▶ Problem to solve: Skip all pictures, then print the remaining material exactly.

--- Start ---

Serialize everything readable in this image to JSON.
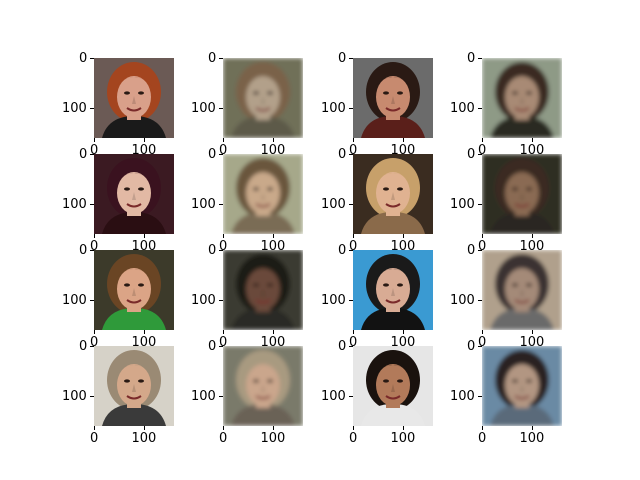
{
  "figure": {
    "rows": 4,
    "cols": 4,
    "axis_ticks": {
      "y_labels": [
        "0",
        "100"
      ],
      "x_labels": [
        "0",
        "100"
      ]
    },
    "panels": [
      {
        "id": "r1c1",
        "kind": "real",
        "bg": "#6b5a55",
        "hair": "#a4451f",
        "skin": "#d9a08a",
        "shirt": "#1a1a1a"
      },
      {
        "id": "r1c2",
        "kind": "reconstruction",
        "bg": "#6f6f58",
        "hair": "#7a6248",
        "skin": "#b2a08a",
        "shirt": "#5d5a48"
      },
      {
        "id": "r1c3",
        "kind": "real",
        "bg": "#6b6b6b",
        "hair": "#2a1a14",
        "skin": "#c78a6f",
        "shirt": "#5a1f1a"
      },
      {
        "id": "r1c4",
        "kind": "reconstruction",
        "bg": "#8e9a86",
        "hair": "#3a2c22",
        "skin": "#a88a74",
        "shirt": "#2a2a24"
      },
      {
        "id": "r2c1",
        "kind": "real",
        "bg": "#3b1a22",
        "hair": "#3a121f",
        "skin": "#e2b9a4",
        "shirt": "#2a0e12"
      },
      {
        "id": "r2c2",
        "kind": "reconstruction",
        "bg": "#a6a88a",
        "hair": "#6a563e",
        "skin": "#c9a98a",
        "shirt": "#7a6c55"
      },
      {
        "id": "r2c3",
        "kind": "real",
        "bg": "#3a2c20",
        "hair": "#c7a06a",
        "skin": "#e0b291",
        "shirt": "#8a6a4a"
      },
      {
        "id": "r2c4",
        "kind": "reconstruction",
        "bg": "#2f2f22",
        "hair": "#3a2c20",
        "skin": "#8a6a52",
        "shirt": "#2a2620"
      },
      {
        "id": "r3c1",
        "kind": "real",
        "bg": "#3c3a2a",
        "hair": "#6a4524",
        "skin": "#dba486",
        "shirt": "#2f9a3a"
      },
      {
        "id": "r3c2",
        "kind": "reconstruction",
        "bg": "#3a3a32",
        "hair": "#1e1a16",
        "skin": "#6a4a3a",
        "shirt": "#2a2a26"
      },
      {
        "id": "r3c3",
        "kind": "real",
        "bg": "#3a9ad2",
        "hair": "#1a1a1a",
        "skin": "#d8ab94",
        "shirt": "#121212"
      },
      {
        "id": "r3c4",
        "kind": "reconstruction",
        "bg": "#b0a08c",
        "hair": "#3a3030",
        "skin": "#a48a78",
        "shirt": "#6a6a6a"
      },
      {
        "id": "r4c1",
        "kind": "real",
        "bg": "#d6d2c8",
        "hair": "#9a8a74",
        "skin": "#d4a88a",
        "shirt": "#3a3a3a"
      },
      {
        "id": "r4c2",
        "kind": "reconstruction",
        "bg": "#7a7a6a",
        "hair": "#a89a80",
        "skin": "#caa68c",
        "shirt": "#6a6256"
      },
      {
        "id": "r4c3",
        "kind": "real",
        "bg": "#e6e6e6",
        "hair": "#1a120e",
        "skin": "#b27a5a",
        "shirt": "#e8e8e8"
      },
      {
        "id": "r4c4",
        "kind": "reconstruction",
        "bg": "#6a8aa4",
        "hair": "#2a2220",
        "skin": "#b29682",
        "shirt": "#5a6a7a"
      }
    ]
  }
}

--- End ---

▶ Response to the task:
Serialize everything readable in this image to JSON.
{
  "figure": {
    "rows": 4,
    "cols": 4,
    "axis_ticks": {
      "y_labels": [
        "0",
        "100"
      ],
      "x_labels": [
        "0",
        "100"
      ]
    },
    "panels": [
      {
        "id": "r1c1",
        "kind": "real",
        "bg": "#6b5a55",
        "hair": "#a4451f",
        "skin": "#d9a08a",
        "shirt": "#1a1a1a"
      },
      {
        "id": "r1c2",
        "kind": "reconstruction",
        "bg": "#6f6f58",
        "hair": "#7a6248",
        "skin": "#b2a08a",
        "shirt": "#5d5a48"
      },
      {
        "id": "r1c3",
        "kind": "real",
        "bg": "#6b6b6b",
        "hair": "#2a1a14",
        "skin": "#c78a6f",
        "shirt": "#5a1f1a"
      },
      {
        "id": "r1c4",
        "kind": "reconstruction",
        "bg": "#8e9a86",
        "hair": "#3a2c22",
        "skin": "#a88a74",
        "shirt": "#2a2a24"
      },
      {
        "id": "r2c1",
        "kind": "real",
        "bg": "#3b1a22",
        "hair": "#3a121f",
        "skin": "#e2b9a4",
        "shirt": "#2a0e12"
      },
      {
        "id": "r2c2",
        "kind": "reconstruction",
        "bg": "#a6a88a",
        "hair": "#6a563e",
        "skin": "#c9a98a",
        "shirt": "#7a6c55"
      },
      {
        "id": "r2c3",
        "kind": "real",
        "bg": "#3a2c20",
        "hair": "#c7a06a",
        "skin": "#e0b291",
        "shirt": "#8a6a4a"
      },
      {
        "id": "r2c4",
        "kind": "reconstruction",
        "bg": "#2f2f22",
        "hair": "#3a2c20",
        "skin": "#8a6a52",
        "shirt": "#2a2620"
      },
      {
        "id": "r3c1",
        "kind": "real",
        "bg": "#3c3a2a",
        "hair": "#6a4524",
        "skin": "#dba486",
        "shirt": "#2f9a3a"
      },
      {
        "id": "r3c2",
        "kind": "reconstruction",
        "bg": "#3a3a32",
        "hair": "#1e1a16",
        "skin": "#6a4a3a",
        "shirt": "#2a2a26"
      },
      {
        "id": "r3c3",
        "kind": "real",
        "bg": "#3a9ad2",
        "hair": "#1a1a1a",
        "skin": "#d8ab94",
        "shirt": "#121212"
      },
      {
        "id": "r3c4",
        "kind": "reconstruction",
        "bg": "#b0a08c",
        "hair": "#3a3030",
        "skin": "#a48a78",
        "shirt": "#6a6a6a"
      },
      {
        "id": "r4c1",
        "kind": "real",
        "bg": "#d6d2c8",
        "hair": "#9a8a74",
        "skin": "#d4a88a",
        "shirt": "#3a3a3a"
      },
      {
        "id": "r4c2",
        "kind": "reconstruction",
        "bg": "#7a7a6a",
        "hair": "#a89a80",
        "skin": "#caa68c",
        "shirt": "#6a6256"
      },
      {
        "id": "r4c3",
        "kind": "real",
        "bg": "#e6e6e6",
        "hair": "#1a120e",
        "skin": "#b27a5a",
        "shirt": "#e8e8e8"
      },
      {
        "id": "r4c4",
        "kind": "reconstruction",
        "bg": "#6a8aa4",
        "hair": "#2a2220",
        "skin": "#b29682",
        "shirt": "#5a6a7a"
      }
    ]
  }
}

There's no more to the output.